───── RECORDS TO PROCESS ─────
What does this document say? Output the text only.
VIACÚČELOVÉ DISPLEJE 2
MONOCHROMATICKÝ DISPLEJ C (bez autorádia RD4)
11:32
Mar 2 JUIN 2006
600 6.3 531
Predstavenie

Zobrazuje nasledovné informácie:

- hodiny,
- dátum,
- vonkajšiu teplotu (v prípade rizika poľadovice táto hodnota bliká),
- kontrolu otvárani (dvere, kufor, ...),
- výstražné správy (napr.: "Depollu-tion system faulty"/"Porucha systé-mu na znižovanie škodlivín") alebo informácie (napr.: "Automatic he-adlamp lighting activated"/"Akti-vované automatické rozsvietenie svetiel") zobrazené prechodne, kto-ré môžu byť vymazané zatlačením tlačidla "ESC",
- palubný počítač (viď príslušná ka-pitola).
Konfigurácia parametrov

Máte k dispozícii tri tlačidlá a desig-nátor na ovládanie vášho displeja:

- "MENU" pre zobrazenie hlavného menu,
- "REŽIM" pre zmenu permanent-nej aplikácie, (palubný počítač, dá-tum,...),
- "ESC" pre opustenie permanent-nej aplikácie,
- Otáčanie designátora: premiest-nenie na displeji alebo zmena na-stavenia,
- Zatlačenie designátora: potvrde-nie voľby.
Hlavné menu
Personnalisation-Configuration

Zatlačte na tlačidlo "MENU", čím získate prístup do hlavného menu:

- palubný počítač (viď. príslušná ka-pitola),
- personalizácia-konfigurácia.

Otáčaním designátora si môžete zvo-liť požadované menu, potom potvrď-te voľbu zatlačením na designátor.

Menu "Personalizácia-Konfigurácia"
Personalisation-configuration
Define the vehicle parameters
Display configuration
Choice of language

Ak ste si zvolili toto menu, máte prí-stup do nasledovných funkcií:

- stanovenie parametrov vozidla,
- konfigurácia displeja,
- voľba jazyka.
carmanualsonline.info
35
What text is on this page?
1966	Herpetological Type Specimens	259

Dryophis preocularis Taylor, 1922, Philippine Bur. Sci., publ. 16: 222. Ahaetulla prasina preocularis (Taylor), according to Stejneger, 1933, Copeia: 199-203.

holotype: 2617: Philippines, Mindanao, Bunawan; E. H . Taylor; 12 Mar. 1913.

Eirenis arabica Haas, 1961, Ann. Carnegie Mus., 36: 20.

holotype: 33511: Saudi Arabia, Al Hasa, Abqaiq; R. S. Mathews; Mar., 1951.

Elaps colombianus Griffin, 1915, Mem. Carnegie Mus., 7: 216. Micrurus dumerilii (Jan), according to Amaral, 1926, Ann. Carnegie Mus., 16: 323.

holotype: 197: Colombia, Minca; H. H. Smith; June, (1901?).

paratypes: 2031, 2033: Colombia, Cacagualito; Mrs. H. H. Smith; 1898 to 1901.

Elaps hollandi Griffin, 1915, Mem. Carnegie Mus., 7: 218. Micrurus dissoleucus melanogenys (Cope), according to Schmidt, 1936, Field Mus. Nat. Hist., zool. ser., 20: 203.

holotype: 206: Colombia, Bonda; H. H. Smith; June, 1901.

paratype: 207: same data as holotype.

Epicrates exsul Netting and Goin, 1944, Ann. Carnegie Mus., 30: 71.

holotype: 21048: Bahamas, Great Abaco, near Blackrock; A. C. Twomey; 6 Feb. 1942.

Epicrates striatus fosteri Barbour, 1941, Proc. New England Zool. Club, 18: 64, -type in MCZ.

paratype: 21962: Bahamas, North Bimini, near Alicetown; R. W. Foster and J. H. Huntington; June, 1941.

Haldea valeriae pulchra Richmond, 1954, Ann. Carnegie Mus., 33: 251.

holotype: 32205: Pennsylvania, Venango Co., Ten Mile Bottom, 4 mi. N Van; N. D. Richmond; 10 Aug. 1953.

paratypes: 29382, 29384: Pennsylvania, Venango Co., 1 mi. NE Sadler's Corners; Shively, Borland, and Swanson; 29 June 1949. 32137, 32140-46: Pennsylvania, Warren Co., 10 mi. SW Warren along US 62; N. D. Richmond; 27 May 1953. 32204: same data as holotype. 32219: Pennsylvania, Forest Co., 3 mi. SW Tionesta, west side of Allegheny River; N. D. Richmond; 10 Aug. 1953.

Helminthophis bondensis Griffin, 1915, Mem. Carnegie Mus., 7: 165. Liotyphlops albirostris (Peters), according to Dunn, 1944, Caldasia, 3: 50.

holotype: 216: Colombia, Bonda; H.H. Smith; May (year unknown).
─────
**AIM:** Using the entries above, please restate each one word for word.

**WORKED SOLUTION:**
What does this document say? Output the text only.
VIACÚČELOVÉ DISPLEJE 2
MONOCHROMATICKÝ DISPLEJ C (bez autorádia RD4)
11:32
Mar 2 JUIN 2006
600 6.3 531
Predstavenie

Zobrazuje nasledovné informácie:

- hodiny,
- dátum,
- vonkajšiu teplotu (v prípade rizika poľadovice táto hodnota bliká),
- kontrolu otvárani (dvere, kufor, ...),
- výstražné správy (napr.: "Depollu-tion system faulty"/"Porucha systé-mu na znižovanie škodlivín") alebo informácie (napr.: "Automatic he-adlamp lighting activated"/"Akti-vované automatické rozsvietenie svetiel") zobrazené prechodne, kto-ré môžu byť vymazané zatlačením tlačidla "ESC",
- palubný počítač (viď príslušná ka-pitola).
Konfigurácia parametrov

Máte k dispozícii tri tlačidlá a desig-nátor na ovládanie vášho displeja:

- "MENU" pre zobrazenie hlavného menu,
- "REŽIM" pre zmenu permanent-nej aplikácie, (palubný počítač, dá-tum,...),
- "ESC" pre opustenie permanent-nej aplikácie,
- Otáčanie designátora: premiest-nenie na displeji alebo zmena na-stavenia,
- Zatlačenie designátora: potvrde-nie voľby.
Hlavné menu
Personnalisation-Configuration

Zatlačte na tlačidlo "MENU", čím získate prístup do hlavného menu:

- palubný počítač (viď. príslušná ka-pitola),
- personalizácia-konfigurácia.

Otáčaním designátora si môžete zvo-liť požadované menu, potom potvrď-te voľbu zatlačením na designátor.

Menu "Personalizácia-Konfigurácia"
Personalisation-configuration
Define the vehicle parameters
Display configuration
Choice of language

Ak ste si zvolili toto menu, máte prí-stup do nasledovných funkcií:

- stanovenie parametrov vozidla,
- konfigurácia displeja,
- voľba jazyka.
carmanualsonline.info
35
What text is on this page?
1966	Herpetological Type Specimens	259

Dryophis preocularis Taylor, 1922, Philippine Bur. Sci., publ. 16: 222. Ahaetulla prasina preocularis (Taylor), according to Stejneger, 1933, Copeia: 199-203.

holotype: 2617: Philippines, Mindanao, Bunawan; E. H . Taylor; 12 Mar. 1913.

Eirenis arabica Haas, 1961, Ann. Carnegie Mus., 36: 20.

holotype: 33511: Saudi Arabia, Al Hasa, Abqaiq; R. S. Mathews; Mar., 1951.

Elaps colombianus Griffin, 1915, Mem. Carnegie Mus., 7: 216. Micrurus dumerilii (Jan), according to Amaral, 1926, Ann. Carnegie Mus., 16: 323.

holotype: 197: Colombia, Minca; H. H. Smith; June, (1901?).

paratypes: 2031, 2033: Colombia, Cacagualito; Mrs. H. H. Smith; 1898 to 1901.

Elaps hollandi Griffin, 1915, Mem. Carnegie Mus., 7: 218. Micrurus dissoleucus melanogenys (Cope), according to Schmidt, 1936, Field Mus. Nat. Hist., zool. ser., 20: 203.

holotype: 206: Colombia, Bonda; H. H. Smith; June, 1901.

paratype: 207: same data as holotype.

Epicrates exsul Netting and Goin, 1944, Ann. Carnegie Mus., 30: 71.

holotype: 21048: Bahamas, Great Abaco, near Blackrock; A. C. Twomey; 6 Feb. 1942.

Epicrates striatus fosteri Barbour, 1941, Proc. New England Zool. Club, 18: 64, -type in MCZ.

paratype: 21962: Bahamas, North Bimini, near Alicetown; R. W. Foster and J. H. Huntington; June, 1941.

Haldea valeriae pulchra Richmond, 1954, Ann. Carnegie Mus., 33: 251.

holotype: 32205: Pennsylvania, Venango Co., Ten Mile Bottom, 4 mi. N Van; N. D. Richmond; 10 Aug. 1953.

paratypes: 29382, 29384: Pennsylvania, Venango Co., 1 mi. NE Sadler's Corners; Shively, Borland, and Swanson; 29 June 1949. 32137, 32140-46: Pennsylvania, Warren Co., 10 mi. SW Warren along US 62; N. D. Richmond; 27 May 1953. 32204: same data as holotype. 32219: Pennsylvania, Forest Co., 3 mi. SW Tionesta, west side of Allegheny River; N. D. Richmond; 10 Aug. 1953.

Helminthophis bondensis Griffin, 1915, Mem. Carnegie Mus., 7: 165. Liotyphlops albirostris (Peters), according to Dunn, 1944, Caldasia, 3: 50.

holotype: 216: Colombia, Bonda; H.H. Smith; May (year unknown).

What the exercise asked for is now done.